● PROVIDED MATERIAL
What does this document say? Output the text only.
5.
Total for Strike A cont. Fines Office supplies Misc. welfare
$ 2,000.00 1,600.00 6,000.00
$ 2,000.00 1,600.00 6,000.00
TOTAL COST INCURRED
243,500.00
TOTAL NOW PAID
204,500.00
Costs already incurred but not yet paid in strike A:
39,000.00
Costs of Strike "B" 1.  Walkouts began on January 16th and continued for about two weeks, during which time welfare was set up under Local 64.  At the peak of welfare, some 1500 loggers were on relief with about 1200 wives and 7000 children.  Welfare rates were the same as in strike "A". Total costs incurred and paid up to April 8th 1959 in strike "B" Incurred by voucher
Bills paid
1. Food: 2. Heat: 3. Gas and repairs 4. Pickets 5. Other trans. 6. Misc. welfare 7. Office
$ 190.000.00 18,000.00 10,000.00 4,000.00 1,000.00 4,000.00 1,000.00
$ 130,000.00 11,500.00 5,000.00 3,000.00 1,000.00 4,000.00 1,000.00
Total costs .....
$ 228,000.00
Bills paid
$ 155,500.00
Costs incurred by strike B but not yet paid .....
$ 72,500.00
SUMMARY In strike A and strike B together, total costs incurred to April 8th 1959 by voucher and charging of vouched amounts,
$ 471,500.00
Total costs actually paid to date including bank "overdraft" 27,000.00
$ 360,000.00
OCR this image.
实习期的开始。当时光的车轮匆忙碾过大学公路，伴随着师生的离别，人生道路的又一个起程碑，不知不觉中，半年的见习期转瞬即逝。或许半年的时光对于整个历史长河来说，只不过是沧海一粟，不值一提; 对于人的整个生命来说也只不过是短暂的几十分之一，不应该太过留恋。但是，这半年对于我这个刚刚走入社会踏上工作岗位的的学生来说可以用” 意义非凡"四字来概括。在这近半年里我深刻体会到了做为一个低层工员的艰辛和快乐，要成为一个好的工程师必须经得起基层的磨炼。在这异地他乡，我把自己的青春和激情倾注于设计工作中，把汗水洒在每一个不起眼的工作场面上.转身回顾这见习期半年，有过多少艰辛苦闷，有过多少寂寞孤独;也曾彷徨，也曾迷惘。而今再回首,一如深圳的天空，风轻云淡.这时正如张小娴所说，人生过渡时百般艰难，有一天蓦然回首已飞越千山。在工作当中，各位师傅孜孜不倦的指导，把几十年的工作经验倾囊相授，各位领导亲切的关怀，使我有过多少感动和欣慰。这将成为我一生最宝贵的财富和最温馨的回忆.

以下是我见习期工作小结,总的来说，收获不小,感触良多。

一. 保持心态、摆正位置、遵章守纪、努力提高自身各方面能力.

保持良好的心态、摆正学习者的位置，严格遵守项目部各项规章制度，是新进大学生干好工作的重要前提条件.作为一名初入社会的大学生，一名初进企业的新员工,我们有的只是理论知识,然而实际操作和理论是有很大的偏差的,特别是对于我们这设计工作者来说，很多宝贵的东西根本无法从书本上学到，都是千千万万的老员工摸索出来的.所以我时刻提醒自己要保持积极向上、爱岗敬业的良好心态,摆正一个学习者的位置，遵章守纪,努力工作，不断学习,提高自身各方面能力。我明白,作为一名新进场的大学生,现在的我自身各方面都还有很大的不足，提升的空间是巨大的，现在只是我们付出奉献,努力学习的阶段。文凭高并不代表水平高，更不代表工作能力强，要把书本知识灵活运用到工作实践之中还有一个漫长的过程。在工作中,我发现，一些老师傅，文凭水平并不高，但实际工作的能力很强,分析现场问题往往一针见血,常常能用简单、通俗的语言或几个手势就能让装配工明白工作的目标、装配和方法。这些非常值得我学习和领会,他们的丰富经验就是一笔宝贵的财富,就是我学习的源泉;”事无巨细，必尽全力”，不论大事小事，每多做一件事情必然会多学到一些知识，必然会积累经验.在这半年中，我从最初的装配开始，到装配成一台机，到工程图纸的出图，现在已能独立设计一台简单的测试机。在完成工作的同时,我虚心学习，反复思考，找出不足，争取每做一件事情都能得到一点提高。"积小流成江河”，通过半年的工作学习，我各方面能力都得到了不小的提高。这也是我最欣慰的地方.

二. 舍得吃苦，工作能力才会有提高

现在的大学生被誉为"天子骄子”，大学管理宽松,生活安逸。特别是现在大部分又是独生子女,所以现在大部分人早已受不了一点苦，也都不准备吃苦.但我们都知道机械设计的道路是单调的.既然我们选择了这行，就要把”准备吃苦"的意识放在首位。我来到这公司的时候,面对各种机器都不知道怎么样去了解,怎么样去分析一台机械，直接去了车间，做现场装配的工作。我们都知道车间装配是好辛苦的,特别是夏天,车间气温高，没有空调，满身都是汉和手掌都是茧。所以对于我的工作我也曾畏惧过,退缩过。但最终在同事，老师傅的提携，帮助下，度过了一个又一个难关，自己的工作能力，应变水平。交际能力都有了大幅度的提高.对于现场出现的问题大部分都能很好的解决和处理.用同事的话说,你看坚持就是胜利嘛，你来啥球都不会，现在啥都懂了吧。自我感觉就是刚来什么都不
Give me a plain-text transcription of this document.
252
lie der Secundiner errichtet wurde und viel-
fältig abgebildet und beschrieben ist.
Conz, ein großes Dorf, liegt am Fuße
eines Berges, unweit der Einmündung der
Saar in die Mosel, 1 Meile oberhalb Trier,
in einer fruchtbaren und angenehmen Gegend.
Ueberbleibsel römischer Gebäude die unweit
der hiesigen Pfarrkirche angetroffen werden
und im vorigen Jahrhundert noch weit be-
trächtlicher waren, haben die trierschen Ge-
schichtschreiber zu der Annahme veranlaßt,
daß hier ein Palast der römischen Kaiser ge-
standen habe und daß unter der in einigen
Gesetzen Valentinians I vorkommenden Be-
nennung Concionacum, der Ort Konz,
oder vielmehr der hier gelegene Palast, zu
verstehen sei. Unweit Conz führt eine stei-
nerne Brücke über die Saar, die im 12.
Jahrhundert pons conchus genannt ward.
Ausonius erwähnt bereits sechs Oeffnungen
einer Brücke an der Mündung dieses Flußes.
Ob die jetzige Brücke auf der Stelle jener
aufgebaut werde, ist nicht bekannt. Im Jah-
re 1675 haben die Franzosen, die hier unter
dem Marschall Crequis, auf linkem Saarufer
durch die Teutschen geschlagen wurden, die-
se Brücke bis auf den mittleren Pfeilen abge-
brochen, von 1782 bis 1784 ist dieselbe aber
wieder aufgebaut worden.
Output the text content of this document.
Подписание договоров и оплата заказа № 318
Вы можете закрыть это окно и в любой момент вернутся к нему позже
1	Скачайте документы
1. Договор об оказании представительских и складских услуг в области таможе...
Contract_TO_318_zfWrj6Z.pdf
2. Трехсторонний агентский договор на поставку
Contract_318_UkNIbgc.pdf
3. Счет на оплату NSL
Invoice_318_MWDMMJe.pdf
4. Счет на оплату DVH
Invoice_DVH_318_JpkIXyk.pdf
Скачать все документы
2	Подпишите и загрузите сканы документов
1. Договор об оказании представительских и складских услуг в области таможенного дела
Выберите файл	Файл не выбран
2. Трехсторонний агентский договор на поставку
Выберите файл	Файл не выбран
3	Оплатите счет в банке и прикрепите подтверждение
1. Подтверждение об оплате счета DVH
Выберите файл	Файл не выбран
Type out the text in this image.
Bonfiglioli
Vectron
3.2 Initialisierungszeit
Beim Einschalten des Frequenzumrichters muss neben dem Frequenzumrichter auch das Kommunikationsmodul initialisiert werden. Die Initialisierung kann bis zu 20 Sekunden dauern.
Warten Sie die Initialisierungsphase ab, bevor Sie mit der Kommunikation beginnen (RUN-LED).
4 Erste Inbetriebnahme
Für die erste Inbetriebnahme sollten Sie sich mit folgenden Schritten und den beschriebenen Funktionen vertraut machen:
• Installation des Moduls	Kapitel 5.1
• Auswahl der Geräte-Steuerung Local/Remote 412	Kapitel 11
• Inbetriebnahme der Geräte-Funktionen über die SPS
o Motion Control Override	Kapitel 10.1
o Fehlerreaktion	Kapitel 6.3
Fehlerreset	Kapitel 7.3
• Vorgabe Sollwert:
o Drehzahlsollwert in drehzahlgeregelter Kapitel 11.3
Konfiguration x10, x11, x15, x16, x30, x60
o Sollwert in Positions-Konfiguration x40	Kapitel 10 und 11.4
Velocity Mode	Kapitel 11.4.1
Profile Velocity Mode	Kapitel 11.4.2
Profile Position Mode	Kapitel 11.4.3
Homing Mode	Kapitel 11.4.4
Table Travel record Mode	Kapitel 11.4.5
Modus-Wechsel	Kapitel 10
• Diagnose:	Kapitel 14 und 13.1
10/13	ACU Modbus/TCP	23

● WRITTEN TASK
Collect each line of the entries that has the word "Jahrhundert", copying it in full.

● RESULT OF THIS EXERCISE
und im vorigen Jahrhundert noch weit be-
Jahrhundert pons conchus genannt ward.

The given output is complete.